**ENTRIES PROVIDED:**
----------

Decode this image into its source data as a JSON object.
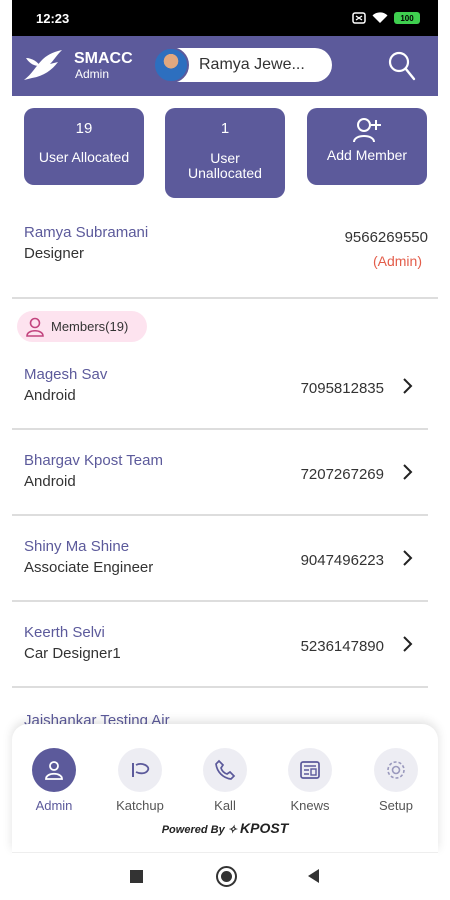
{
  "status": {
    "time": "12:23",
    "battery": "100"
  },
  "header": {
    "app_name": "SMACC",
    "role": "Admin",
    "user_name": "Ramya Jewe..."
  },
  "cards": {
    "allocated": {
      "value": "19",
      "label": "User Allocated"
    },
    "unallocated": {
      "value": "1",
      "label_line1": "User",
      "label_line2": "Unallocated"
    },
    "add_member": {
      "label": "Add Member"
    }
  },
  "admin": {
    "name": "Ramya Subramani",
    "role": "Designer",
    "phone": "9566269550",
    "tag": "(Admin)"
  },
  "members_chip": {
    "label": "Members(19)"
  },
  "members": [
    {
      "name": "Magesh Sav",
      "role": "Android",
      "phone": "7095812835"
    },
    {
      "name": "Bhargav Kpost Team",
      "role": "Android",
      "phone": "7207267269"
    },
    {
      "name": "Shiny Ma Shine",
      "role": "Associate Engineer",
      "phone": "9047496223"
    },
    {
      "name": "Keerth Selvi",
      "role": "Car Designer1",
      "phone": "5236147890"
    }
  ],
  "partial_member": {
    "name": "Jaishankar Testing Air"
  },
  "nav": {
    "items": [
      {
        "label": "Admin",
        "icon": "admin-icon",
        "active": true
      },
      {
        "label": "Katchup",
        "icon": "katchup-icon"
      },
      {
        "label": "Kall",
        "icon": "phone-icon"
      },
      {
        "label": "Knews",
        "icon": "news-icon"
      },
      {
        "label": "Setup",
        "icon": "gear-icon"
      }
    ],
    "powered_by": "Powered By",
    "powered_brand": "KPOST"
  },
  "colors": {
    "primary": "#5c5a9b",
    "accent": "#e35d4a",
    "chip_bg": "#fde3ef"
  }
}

----------

**TASK STATEMENT:** Pull out all lines from the entries above that include the word "phone".

**THE RESPONSE:**
    "phone": "9566269550",
      "phone": "7095812835"
      "phone": "7207267269"
      "phone": "9047496223"
      "phone": "5236147890"
        "icon": "phone-icon"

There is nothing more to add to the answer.